Data records:
☆ ☆ ☆ ☆
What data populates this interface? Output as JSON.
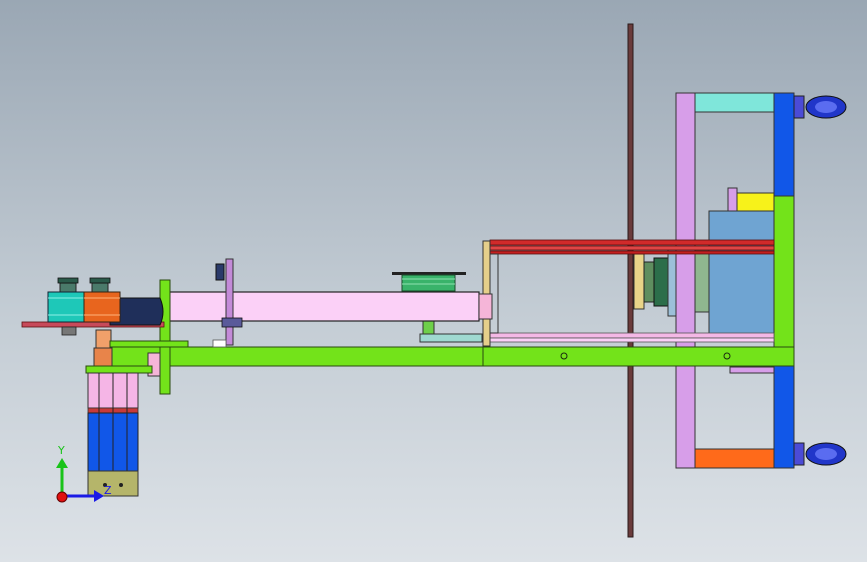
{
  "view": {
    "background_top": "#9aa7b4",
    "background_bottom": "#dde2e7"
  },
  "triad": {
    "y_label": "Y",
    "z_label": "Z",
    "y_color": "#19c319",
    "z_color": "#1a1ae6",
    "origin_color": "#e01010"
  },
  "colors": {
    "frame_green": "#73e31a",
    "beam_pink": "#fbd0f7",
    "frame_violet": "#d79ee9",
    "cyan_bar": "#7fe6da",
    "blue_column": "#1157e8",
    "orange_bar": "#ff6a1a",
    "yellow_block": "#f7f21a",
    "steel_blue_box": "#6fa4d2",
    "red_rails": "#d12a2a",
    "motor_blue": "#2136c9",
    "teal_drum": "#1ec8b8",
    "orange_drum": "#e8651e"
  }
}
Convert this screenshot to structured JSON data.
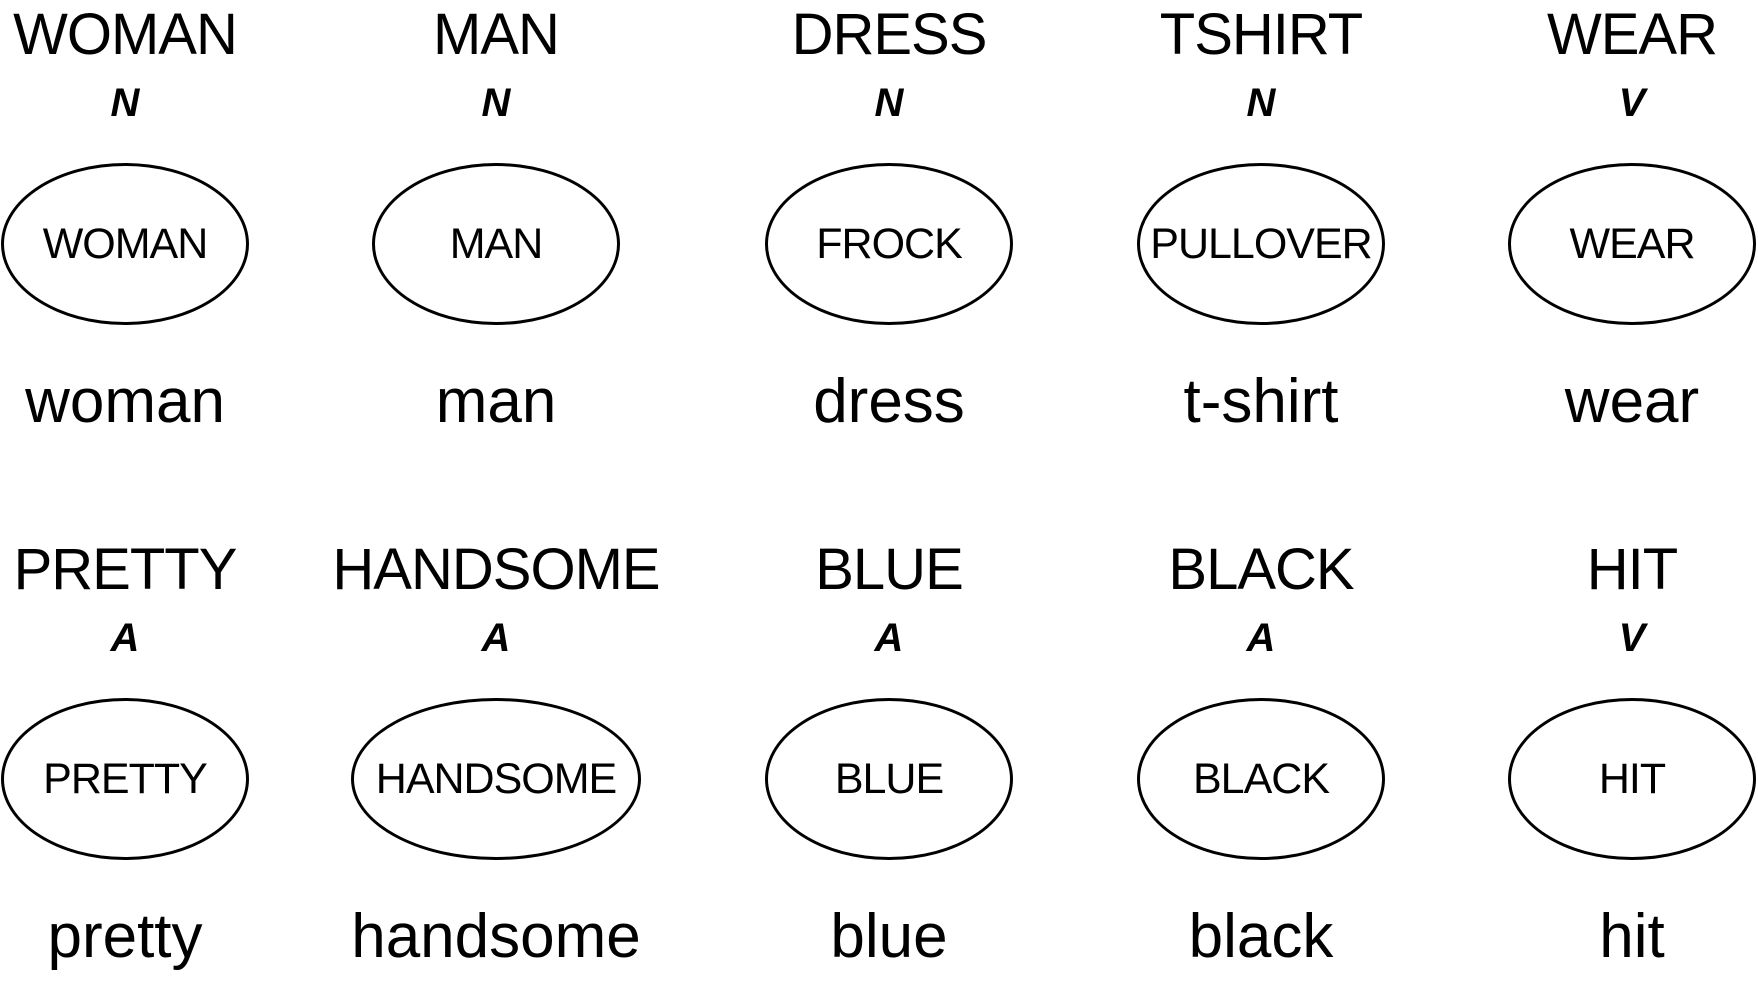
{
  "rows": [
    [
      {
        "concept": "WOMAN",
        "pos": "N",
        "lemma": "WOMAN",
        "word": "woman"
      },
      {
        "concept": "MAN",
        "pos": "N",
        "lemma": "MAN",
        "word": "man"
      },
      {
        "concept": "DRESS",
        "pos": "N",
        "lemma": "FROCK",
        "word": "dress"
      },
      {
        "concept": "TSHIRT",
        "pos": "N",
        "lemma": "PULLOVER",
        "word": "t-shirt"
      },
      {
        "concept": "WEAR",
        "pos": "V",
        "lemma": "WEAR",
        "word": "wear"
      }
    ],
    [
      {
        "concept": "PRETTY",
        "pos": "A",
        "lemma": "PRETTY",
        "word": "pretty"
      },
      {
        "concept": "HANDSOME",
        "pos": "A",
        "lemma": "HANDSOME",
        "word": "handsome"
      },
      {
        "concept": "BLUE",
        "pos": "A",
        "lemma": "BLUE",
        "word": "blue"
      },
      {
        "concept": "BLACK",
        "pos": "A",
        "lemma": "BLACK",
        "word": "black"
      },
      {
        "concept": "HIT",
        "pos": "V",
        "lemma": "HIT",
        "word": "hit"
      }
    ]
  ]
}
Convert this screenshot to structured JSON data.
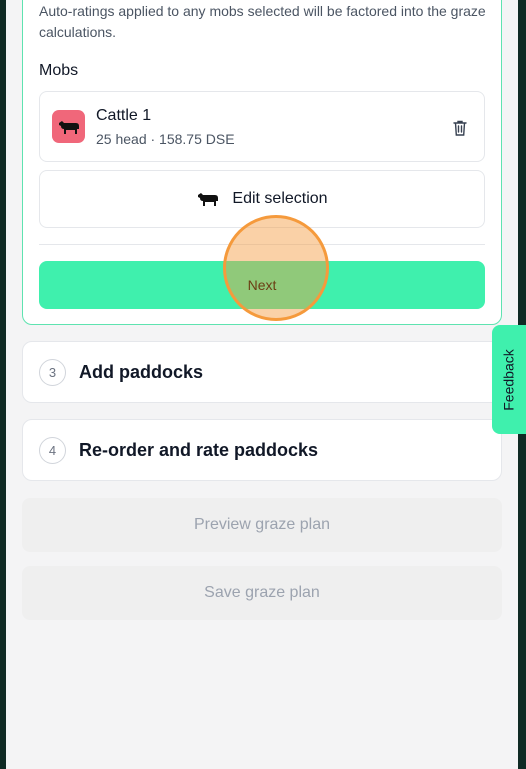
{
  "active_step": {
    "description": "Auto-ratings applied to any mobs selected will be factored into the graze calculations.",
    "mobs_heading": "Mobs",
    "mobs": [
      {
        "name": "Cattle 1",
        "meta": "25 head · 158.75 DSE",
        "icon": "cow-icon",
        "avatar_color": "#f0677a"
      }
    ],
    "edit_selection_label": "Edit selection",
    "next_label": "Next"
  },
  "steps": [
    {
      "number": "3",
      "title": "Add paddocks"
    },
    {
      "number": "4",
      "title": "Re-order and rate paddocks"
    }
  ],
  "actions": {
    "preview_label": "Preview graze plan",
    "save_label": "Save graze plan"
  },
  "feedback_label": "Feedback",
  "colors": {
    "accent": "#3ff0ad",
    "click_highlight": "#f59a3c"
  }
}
☆ ☆ ☆ ☆
▶ Set task
Collect each line holding the string "plan".

▶ Written reply
    "preview_label": "Preview graze plan",
    "save_label": "Save graze plan"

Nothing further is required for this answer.